TASK TO CARRY OUT → Each entry below must be repeated exactly, with pictures left out.

MATERIAL SHOWN →
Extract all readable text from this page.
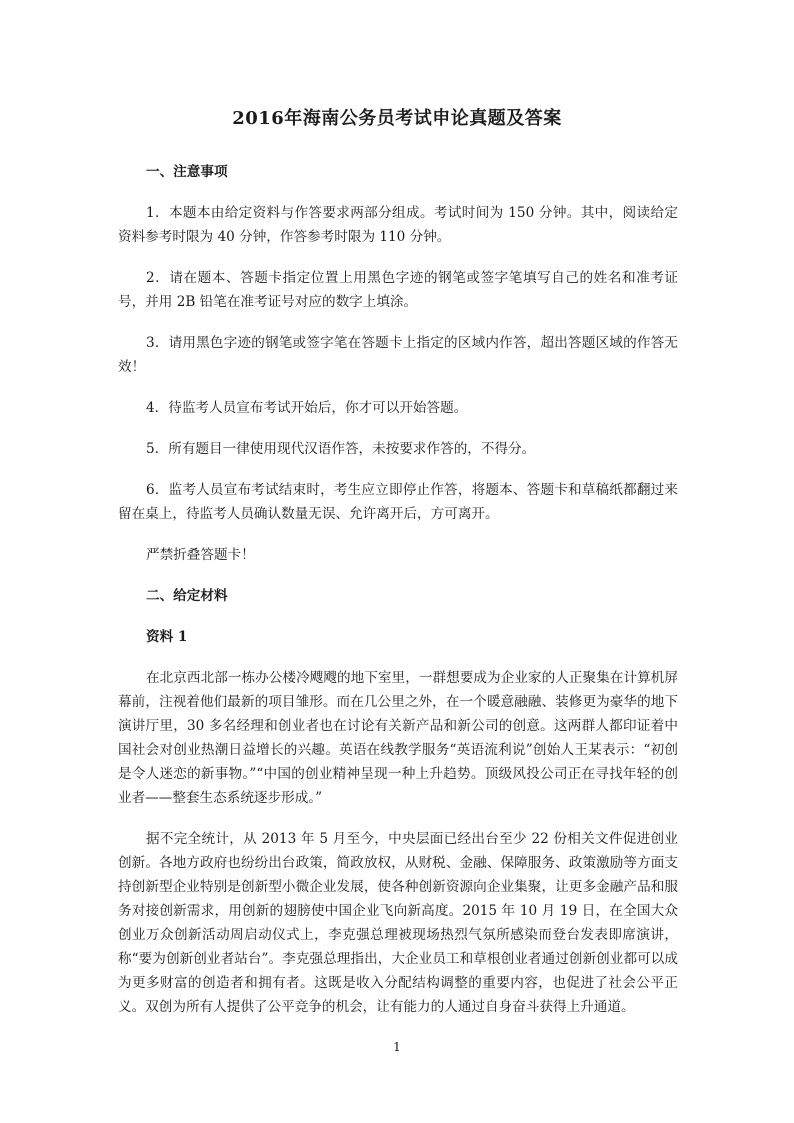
2016年海南公务员考试申论真题及答案

一、注意事项

1．本题本由给定资料与作答要求两部分组成。考试时间为 150 分钟。其中，阅读给定资料参考时限为 40 分钟，作答参考时限为 110 分钟。

2．请在题本、答题卡指定位置上用黑色字迹的钢笔或签字笔填写自己的姓名和准考证号，并用 2B 铅笔在准考证号对应的数字上填涂。

3．请用黑色字迹的钢笔或签字笔在答题卡上指定的区域内作答，超出答题区域的作答无效！

4．待监考人员宣布考试开始后，你才可以开始答题。

5．所有题目一律使用现代汉语作答，未按要求作答的，不得分。

6．监考人员宣布考试结束时，考生应立即停止作答，将题本、答题卡和草稿纸都翻过来留在桌上，待监考人员确认数量无误、允许离开后，方可离开。

严禁折叠答题卡！

二、给定材料

资料 1

在北京西北部一栋办公楼冷飕飕的地下室里，一群想要成为企业家的人正聚集在计算机屏幕前，注视着他们最新的项目雏形。而在几公里之外，在一个暖意融融、装修更为豪华的地下演讲厅里，30 多名经理和创业者也在讨论有关新产品和新公司的创意。这两群人都印证着中国社会对创业热潮日益增长的兴趣。英语在线教学服务“英语流利说”创始人王某表示：“初创是令人迷恋的新事物。”“中国的创业精神呈现一种上升趋势。顶级风投公司正在寻找年轻的创业者——整套生态系统逐步形成。”

据不完全统计，从 2013 年 5 月至今，中央层面已经出台至少 22 份相关文件促进创业创新。各地方政府也纷纷出台政策，简政放权，从财税、金融、保障服务、政策激励等方面支持创新型企业特别是创新型小微企业发展，使各种创新资源向企业集聚，让更多金融产品和服务对接创新需求，用创新的翅膀使中国企业飞向新高度。2015 年 10 月 19 日，在全国大众创业万众创新活动周启动仪式上，李克强总理被现场热烈气氛所感染而登台发表即席演讲，称“要为创新创业者站台”。李克强总理指出，大企业员工和草根创业者通过创新创业都可以成为更多财富的创造者和拥有者。这既是收入分配结构调整的重要内容，也促进了社会公平正义。双创为所有人提供了公平竞争的机会，让有能力的人通过自身奋斗获得上升通道。

1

OUTPUT OF THE TASK →
Extract all readable text from this page.
2016年海南公务员考试申论真题及答案

一、注意事项

1．本题本由给定资料与作答要求两部分组成。考试时间为 150 分钟。其中，阅读给定资料参考时限为 40 分钟，作答参考时限为 110 分钟。

2．请在题本、答题卡指定位置上用黑色字迹的钢笔或签字笔填写自己的姓名和准考证号，并用 2B 铅笔在准考证号对应的数字上填涂。

3．请用黑色字迹的钢笔或签字笔在答题卡上指定的区域内作答，超出答题区域的作答无效！

4．待监考人员宣布考试开始后，你才可以开始答题。

5．所有题目一律使用现代汉语作答，未按要求作答的，不得分。

6．监考人员宣布考试结束时，考生应立即停止作答，将题本、答题卡和草稿纸都翻过来留在桌上，待监考人员确认数量无误、允许离开后，方可离开。

严禁折叠答题卡！

二、给定材料

资料 1

在北京西北部一栋办公楼冷飕飕的地下室里，一群想要成为企业家的人正聚集在计算机屏幕前，注视着他们最新的项目雏形。而在几公里之外，在一个暖意融融、装修更为豪华的地下演讲厅里，30 多名经理和创业者也在讨论有关新产品和新公司的创意。这两群人都印证着中国社会对创业热潮日益增长的兴趣。英语在线教学服务“英语流利说”创始人王某表示：“初创是令人迷恋的新事物。”“中国的创业精神呈现一种上升趋势。顶级风投公司正在寻找年轻的创业者——整套生态系统逐步形成。”

据不完全统计，从 2013 年 5 月至今，中央层面已经出台至少 22 份相关文件促进创业创新。各地方政府也纷纷出台政策，简政放权，从财税、金融、保障服务、政策激励等方面支持创新型企业特别是创新型小微企业发展，使各种创新资源向企业集聚，让更多金融产品和服务对接创新需求，用创新的翅膀使中国企业飞向新高度。2015 年 10 月 19 日，在全国大众创业万众创新活动周启动仪式上，李克强总理被现场热烈气氛所感染而登台发表即席演讲，称“要为创新创业者站台”。李克强总理指出，大企业员工和草根创业者通过创新创业都可以成为更多财富的创造者和拥有者。这既是收入分配结构调整的重要内容，也促进了社会公平正义。双创为所有人提供了公平竞争的机会，让有能力的人通过自身奋斗获得上升通道。

1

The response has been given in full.